═══ PROVIDED DATA ═══

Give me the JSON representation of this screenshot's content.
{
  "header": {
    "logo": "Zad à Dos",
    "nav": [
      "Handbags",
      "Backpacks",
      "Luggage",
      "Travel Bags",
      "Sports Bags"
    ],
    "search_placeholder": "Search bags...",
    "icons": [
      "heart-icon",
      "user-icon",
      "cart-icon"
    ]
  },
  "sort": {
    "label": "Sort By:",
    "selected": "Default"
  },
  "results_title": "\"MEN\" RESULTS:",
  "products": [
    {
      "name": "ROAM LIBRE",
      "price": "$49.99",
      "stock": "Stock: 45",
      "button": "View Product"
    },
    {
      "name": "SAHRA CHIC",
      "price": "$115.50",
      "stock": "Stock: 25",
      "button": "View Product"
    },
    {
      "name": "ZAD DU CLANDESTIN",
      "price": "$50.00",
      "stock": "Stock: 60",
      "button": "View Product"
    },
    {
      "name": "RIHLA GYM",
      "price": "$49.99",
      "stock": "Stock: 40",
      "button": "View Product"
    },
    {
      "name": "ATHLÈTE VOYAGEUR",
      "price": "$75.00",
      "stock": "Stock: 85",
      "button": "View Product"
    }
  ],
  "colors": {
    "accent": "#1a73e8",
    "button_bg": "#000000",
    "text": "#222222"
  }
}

═══

Pull out all lines from the entries above in which the word "Stock" appears.

_REPLY TO THE EXERCISE_
      "stock": "Stock: 45",
      "stock": "Stock: 25",
      "stock": "Stock: 60",
      "stock": "Stock: 40",
      "stock": "Stock: 85",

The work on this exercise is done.